■ **Exercise objective**
Tally the lines in the records underneath that contain the string "involves", and state the figure by itself.
[START OF Supplied entries]
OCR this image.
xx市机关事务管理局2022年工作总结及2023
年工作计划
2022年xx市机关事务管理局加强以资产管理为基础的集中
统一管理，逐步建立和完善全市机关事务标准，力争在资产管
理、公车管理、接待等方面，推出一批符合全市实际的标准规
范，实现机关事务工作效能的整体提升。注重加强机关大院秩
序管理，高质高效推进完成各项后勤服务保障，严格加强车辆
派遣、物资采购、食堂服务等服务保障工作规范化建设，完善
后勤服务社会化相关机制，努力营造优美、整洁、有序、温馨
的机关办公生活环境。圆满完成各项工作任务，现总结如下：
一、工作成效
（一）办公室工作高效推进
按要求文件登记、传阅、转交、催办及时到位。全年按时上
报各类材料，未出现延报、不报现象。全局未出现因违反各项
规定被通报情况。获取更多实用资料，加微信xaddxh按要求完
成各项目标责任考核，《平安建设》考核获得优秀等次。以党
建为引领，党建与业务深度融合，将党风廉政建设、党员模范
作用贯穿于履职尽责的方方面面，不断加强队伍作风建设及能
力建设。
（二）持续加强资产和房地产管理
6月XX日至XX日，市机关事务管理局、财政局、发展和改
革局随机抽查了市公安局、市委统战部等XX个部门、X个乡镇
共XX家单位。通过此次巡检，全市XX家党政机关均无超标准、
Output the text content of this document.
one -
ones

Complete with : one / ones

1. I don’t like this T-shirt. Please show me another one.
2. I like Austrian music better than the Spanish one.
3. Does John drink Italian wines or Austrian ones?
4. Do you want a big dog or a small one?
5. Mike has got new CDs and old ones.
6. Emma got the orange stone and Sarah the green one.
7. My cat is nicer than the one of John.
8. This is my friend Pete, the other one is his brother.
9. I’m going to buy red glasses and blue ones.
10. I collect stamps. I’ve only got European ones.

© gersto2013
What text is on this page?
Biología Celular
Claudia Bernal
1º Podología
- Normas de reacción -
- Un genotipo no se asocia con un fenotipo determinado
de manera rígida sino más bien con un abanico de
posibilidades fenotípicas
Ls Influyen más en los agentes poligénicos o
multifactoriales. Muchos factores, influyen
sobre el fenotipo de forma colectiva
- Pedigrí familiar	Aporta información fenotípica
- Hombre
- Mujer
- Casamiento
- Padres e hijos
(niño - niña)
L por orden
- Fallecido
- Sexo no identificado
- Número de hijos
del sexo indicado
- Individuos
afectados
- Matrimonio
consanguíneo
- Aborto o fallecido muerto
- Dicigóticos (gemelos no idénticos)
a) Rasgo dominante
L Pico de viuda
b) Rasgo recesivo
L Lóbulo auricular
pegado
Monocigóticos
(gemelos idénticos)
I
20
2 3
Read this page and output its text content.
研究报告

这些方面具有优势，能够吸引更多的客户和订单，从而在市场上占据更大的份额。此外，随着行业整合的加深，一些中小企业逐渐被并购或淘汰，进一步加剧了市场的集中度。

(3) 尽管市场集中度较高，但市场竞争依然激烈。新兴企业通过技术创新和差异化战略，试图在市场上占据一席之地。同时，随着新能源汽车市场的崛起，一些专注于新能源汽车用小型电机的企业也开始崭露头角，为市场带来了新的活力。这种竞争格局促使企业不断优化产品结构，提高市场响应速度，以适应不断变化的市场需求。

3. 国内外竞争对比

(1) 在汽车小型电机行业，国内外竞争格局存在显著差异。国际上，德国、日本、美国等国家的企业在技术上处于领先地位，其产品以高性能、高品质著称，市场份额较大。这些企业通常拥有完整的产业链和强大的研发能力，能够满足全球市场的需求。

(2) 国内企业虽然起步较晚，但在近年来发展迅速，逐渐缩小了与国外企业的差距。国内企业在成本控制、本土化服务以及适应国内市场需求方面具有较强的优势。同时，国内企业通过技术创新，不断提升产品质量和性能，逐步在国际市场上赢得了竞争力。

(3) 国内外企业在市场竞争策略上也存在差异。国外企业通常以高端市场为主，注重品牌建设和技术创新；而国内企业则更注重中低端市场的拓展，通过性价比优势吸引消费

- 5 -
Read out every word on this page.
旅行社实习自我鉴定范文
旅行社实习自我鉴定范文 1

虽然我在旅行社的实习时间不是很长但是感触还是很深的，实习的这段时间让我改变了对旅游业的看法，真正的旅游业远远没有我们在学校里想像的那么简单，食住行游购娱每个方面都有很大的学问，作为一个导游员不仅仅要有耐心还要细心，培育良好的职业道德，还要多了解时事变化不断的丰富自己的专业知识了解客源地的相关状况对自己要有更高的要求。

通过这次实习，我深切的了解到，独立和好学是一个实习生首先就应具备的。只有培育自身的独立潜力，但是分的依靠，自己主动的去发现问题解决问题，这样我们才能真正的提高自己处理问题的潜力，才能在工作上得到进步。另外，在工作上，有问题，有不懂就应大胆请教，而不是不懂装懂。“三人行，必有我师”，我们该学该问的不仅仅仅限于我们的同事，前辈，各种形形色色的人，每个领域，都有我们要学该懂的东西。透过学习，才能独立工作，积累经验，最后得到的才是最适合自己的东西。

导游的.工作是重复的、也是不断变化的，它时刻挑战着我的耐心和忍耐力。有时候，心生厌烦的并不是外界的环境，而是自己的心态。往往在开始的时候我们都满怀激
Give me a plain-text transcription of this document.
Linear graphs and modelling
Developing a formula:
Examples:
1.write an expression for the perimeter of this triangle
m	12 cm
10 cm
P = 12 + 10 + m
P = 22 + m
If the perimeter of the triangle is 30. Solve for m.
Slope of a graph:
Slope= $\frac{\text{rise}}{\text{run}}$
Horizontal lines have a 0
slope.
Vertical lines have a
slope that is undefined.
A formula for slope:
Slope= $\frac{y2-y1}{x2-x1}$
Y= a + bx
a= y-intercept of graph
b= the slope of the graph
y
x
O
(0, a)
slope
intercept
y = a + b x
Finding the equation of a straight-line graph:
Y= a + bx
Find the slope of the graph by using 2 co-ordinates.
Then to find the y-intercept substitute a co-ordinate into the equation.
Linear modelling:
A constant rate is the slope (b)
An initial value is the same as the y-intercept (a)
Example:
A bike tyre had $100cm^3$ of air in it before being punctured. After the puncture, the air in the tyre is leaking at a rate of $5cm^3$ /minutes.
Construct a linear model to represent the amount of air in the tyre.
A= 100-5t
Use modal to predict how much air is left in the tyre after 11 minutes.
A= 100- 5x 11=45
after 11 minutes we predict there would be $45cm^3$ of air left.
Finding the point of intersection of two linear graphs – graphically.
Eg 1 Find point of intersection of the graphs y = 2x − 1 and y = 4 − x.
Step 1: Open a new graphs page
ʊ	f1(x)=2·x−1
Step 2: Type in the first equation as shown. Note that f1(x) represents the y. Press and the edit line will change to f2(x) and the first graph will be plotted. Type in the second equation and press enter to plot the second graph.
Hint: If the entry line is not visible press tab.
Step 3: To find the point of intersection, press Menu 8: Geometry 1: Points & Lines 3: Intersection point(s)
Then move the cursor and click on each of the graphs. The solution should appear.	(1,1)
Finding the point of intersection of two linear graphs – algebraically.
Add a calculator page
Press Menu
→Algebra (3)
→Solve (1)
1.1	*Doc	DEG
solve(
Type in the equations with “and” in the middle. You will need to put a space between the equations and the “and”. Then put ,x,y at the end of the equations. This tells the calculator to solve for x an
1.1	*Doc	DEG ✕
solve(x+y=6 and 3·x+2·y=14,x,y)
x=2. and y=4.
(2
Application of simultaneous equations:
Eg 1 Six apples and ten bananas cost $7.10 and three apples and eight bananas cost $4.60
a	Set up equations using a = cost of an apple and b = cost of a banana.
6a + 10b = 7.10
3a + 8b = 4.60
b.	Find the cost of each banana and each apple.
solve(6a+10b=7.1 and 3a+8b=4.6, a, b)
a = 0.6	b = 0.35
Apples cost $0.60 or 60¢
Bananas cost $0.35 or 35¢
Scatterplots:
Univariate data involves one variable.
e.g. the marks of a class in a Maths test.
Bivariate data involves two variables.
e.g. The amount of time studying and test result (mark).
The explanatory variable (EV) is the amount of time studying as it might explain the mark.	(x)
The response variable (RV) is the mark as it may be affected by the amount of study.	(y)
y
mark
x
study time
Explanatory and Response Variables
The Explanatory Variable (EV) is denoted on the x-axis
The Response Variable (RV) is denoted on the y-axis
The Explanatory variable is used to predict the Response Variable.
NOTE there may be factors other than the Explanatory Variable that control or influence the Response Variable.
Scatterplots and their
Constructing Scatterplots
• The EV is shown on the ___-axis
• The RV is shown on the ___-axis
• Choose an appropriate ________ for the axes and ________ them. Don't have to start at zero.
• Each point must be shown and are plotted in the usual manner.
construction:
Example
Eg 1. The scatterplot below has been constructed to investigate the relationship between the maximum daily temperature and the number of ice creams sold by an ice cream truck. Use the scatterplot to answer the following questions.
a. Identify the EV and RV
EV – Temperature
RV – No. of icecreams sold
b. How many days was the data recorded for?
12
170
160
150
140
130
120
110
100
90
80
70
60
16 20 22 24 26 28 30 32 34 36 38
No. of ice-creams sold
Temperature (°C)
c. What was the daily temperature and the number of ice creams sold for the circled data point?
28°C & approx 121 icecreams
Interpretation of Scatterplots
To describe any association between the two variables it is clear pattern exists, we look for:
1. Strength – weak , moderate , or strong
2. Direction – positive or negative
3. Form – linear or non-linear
[END OF Supplied entries]
■ **Written solution**
2